Give the listing as a numbered list, from its first line through the line containing "heatmap-cell <box>172 48 181 66</box>", leaving out blank lines.

Provided material>
────────────────────────────────────────

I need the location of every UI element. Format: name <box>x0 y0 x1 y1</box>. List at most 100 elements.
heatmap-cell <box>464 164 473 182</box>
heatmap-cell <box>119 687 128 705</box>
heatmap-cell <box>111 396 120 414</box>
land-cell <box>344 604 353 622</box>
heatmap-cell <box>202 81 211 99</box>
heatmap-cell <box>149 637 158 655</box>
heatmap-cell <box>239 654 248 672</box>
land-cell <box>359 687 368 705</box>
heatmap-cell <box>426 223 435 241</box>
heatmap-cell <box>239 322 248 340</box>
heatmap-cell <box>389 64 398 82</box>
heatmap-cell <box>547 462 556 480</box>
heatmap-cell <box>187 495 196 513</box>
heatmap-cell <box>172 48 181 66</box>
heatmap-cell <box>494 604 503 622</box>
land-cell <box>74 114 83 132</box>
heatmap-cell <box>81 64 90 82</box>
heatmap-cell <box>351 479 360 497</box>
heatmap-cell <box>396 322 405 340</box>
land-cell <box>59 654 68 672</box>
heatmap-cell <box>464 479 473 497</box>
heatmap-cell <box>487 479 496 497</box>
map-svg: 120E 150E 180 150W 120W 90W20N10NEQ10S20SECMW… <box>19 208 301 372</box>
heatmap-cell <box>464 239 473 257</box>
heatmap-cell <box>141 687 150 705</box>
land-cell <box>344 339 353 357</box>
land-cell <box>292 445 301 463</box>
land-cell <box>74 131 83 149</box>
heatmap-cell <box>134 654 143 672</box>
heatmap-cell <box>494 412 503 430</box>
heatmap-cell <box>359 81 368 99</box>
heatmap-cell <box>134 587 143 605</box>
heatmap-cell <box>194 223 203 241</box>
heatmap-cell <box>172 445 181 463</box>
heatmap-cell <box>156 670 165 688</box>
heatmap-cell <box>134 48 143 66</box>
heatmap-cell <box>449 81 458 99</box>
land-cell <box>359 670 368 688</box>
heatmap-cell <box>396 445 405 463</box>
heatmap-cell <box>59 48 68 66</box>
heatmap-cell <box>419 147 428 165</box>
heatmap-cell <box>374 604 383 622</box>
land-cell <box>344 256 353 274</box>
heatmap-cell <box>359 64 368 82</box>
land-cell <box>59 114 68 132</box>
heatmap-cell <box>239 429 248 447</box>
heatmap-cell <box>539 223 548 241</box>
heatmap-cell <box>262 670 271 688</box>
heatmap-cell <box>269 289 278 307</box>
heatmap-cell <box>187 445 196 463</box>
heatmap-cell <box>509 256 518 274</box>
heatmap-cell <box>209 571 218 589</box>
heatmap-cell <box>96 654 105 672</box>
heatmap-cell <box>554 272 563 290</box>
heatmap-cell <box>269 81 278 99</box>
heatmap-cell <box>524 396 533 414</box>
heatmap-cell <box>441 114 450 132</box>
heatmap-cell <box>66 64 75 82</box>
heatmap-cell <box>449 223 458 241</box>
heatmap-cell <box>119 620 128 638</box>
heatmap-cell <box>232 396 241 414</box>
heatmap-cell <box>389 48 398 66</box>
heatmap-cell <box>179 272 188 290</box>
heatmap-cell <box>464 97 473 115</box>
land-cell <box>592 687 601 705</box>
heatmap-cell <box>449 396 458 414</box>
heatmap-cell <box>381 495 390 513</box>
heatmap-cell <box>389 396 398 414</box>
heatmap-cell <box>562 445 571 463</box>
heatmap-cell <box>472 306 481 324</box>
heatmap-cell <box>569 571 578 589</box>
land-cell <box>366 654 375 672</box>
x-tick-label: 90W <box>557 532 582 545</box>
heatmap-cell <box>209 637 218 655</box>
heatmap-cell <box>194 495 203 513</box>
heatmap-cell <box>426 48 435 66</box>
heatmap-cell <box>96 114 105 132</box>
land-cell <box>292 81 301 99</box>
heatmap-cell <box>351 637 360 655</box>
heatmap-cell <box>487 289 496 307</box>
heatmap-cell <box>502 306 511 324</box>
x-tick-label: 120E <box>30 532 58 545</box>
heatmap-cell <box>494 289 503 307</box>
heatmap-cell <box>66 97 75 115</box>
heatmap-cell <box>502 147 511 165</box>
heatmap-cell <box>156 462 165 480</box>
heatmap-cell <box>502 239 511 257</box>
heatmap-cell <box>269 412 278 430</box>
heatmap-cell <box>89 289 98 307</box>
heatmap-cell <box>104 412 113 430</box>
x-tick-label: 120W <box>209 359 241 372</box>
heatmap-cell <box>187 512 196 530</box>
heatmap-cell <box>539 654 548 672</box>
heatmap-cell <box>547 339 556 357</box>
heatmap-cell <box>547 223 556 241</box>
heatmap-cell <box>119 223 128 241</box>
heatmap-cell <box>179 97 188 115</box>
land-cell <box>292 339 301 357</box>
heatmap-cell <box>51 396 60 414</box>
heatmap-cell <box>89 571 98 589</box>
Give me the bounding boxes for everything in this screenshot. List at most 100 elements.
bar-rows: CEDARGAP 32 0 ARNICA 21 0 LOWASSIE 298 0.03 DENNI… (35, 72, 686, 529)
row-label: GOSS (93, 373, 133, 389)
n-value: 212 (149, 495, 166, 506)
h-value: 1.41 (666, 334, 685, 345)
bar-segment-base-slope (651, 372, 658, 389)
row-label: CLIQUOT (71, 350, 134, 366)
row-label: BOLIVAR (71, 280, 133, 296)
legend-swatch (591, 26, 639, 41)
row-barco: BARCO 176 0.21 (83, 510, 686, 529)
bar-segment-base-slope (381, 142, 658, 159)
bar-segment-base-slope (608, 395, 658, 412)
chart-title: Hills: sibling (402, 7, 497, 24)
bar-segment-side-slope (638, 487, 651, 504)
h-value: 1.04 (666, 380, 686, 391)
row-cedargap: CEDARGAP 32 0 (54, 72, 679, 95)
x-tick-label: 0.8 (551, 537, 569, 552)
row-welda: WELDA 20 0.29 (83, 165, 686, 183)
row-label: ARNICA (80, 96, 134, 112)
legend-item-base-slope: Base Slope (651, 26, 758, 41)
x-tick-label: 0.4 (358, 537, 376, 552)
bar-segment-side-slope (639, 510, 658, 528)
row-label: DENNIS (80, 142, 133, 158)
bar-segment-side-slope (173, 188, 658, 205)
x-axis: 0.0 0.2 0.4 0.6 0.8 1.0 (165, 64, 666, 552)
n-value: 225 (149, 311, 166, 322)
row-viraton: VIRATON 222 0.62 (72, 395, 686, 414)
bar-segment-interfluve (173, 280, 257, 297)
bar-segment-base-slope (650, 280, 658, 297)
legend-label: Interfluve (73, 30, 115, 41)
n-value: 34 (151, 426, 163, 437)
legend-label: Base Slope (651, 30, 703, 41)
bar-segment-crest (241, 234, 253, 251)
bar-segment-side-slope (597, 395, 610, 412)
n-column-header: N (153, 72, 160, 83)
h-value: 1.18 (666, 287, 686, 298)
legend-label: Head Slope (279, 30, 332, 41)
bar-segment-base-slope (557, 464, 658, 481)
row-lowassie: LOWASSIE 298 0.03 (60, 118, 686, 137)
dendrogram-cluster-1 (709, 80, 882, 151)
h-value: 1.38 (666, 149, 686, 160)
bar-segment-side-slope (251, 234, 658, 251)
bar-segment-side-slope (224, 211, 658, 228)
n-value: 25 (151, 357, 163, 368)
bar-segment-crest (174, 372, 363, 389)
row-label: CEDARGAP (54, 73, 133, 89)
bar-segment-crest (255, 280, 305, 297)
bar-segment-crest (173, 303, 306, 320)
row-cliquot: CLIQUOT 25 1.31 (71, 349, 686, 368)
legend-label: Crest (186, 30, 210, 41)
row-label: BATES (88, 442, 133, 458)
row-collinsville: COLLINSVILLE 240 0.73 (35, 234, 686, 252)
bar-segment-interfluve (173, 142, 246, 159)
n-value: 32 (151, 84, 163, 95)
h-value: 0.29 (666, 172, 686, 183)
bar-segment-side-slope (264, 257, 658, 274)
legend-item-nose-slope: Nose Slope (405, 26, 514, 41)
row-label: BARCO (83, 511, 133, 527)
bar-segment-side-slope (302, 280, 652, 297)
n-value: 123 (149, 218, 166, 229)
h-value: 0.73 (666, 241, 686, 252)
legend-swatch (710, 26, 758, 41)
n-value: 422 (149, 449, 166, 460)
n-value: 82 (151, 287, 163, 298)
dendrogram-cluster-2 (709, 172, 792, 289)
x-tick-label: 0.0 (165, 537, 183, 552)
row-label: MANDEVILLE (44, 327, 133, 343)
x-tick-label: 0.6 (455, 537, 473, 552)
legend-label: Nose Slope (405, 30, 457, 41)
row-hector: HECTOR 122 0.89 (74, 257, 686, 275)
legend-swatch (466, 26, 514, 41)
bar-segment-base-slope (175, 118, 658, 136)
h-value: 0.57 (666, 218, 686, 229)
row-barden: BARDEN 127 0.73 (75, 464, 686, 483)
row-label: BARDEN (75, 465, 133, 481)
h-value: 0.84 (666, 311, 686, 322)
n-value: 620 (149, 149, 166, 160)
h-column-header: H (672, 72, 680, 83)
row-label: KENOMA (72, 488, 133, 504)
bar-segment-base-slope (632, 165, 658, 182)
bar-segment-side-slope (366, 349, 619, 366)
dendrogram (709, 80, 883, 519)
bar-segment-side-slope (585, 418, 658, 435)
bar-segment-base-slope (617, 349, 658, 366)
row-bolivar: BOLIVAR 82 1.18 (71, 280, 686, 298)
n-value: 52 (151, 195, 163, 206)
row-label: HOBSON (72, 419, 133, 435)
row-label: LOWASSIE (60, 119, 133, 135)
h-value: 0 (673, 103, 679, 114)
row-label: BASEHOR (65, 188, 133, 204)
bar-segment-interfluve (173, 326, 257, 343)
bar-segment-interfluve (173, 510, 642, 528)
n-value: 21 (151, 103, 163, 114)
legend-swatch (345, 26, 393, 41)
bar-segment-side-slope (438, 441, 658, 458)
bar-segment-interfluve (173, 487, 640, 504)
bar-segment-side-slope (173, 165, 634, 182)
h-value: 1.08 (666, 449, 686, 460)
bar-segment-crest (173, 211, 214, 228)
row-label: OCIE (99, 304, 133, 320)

────────────────────────────────────────

Problem solution>
1. I need the location of every UI element. Format: name <box>x0 y0 x1 y1</box>. List at most 100 elements.
2. heatmap-cell <box>464 164 473 182</box>
3. heatmap-cell <box>119 687 128 705</box>
4. heatmap-cell <box>111 396 120 414</box>
5. land-cell <box>344 604 353 622</box>
6. heatmap-cell <box>202 81 211 99</box>
7. heatmap-cell <box>149 637 158 655</box>
8. heatmap-cell <box>239 654 248 672</box>
9. land-cell <box>359 687 368 705</box>
10. heatmap-cell <box>426 223 435 241</box>
11. heatmap-cell <box>239 322 248 340</box>
12. heatmap-cell <box>389 64 398 82</box>
13. heatmap-cell <box>547 462 556 480</box>
14. heatmap-cell <box>187 495 196 513</box>
15. heatmap-cell <box>172 48 181 66</box>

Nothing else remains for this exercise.